EXERCISE DETAILS | Quote every line as given.

____

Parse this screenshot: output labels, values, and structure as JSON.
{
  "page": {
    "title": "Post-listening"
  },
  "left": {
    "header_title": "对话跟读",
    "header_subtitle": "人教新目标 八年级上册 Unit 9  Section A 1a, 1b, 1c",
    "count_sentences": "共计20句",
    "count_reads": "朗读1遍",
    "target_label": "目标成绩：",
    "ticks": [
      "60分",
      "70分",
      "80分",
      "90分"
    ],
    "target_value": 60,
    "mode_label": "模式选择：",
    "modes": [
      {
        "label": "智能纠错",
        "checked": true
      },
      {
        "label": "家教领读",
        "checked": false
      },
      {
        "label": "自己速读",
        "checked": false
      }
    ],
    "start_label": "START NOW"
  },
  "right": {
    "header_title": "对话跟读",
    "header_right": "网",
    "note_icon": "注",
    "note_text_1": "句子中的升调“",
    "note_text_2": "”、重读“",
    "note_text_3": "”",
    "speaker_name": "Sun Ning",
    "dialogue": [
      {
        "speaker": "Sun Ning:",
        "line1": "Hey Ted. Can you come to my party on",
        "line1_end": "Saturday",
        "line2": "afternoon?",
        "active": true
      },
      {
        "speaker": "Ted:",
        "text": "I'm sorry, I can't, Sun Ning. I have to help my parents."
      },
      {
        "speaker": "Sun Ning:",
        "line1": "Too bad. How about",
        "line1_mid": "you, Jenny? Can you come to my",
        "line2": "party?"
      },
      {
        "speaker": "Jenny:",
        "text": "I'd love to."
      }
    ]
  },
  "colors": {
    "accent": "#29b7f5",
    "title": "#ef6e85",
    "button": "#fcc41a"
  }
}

____

ANSWER FOR THE TASK |
Parse this screenshot: output labels, values, and structure as JSON.
{
  "page": {
    "title": "Post-listening"
  },
  "left": {
    "header_title": "对话跟读",
    "header_subtitle": "人教新目标 八年级上册 Unit 9  Section A 1a, 1b, 1c",
    "count_sentences": "共计20句",
    "count_reads": "朗读1遍",
    "target_label": "目标成绩：",
    "ticks": [
      "60分",
      "70分",
      "80分",
      "90分"
    ],
    "target_value": 60,
    "mode_label": "模式选择：",
    "modes": [
      {
        "label": "智能纠错",
        "checked": true
      },
      {
        "label": "家教领读",
        "checked": false
      },
      {
        "label": "自己速读",
        "checked": false
      }
    ],
    "start_label": "START NOW"
  },
  "right": {
    "header_title": "对话跟读",
    "header_right": "网",
    "note_icon": "注",
    "note_text_1": "句子中的升调“",
    "note_text_2": "”、重读“",
    "note_text_3": "”",
    "speaker_name": "Sun Ning",
    "dialogue": [
      {
        "speaker": "Sun Ning:",
        "line1": "Hey Ted. Can you come to my party on",
        "line1_end": "Saturday",
        "line2": "afternoon?",
        "active": true
      },
      {
        "speaker": "Ted:",
        "text": "I'm sorry, I can't, Sun Ning. I have to help my parents."
      },
      {
        "speaker": "Sun Ning:",
        "line1": "Too bad. How about",
        "line1_mid": "you, Jenny? Can you come to my",
        "line2": "party?"
      },
      {
        "speaker": "Jenny:",
        "text": "I'd love to."
      }
    ]
  },
  "colors": {
    "accent": "#29b7f5",
    "title": "#ef6e85",
    "button": "#fcc41a"
  }
}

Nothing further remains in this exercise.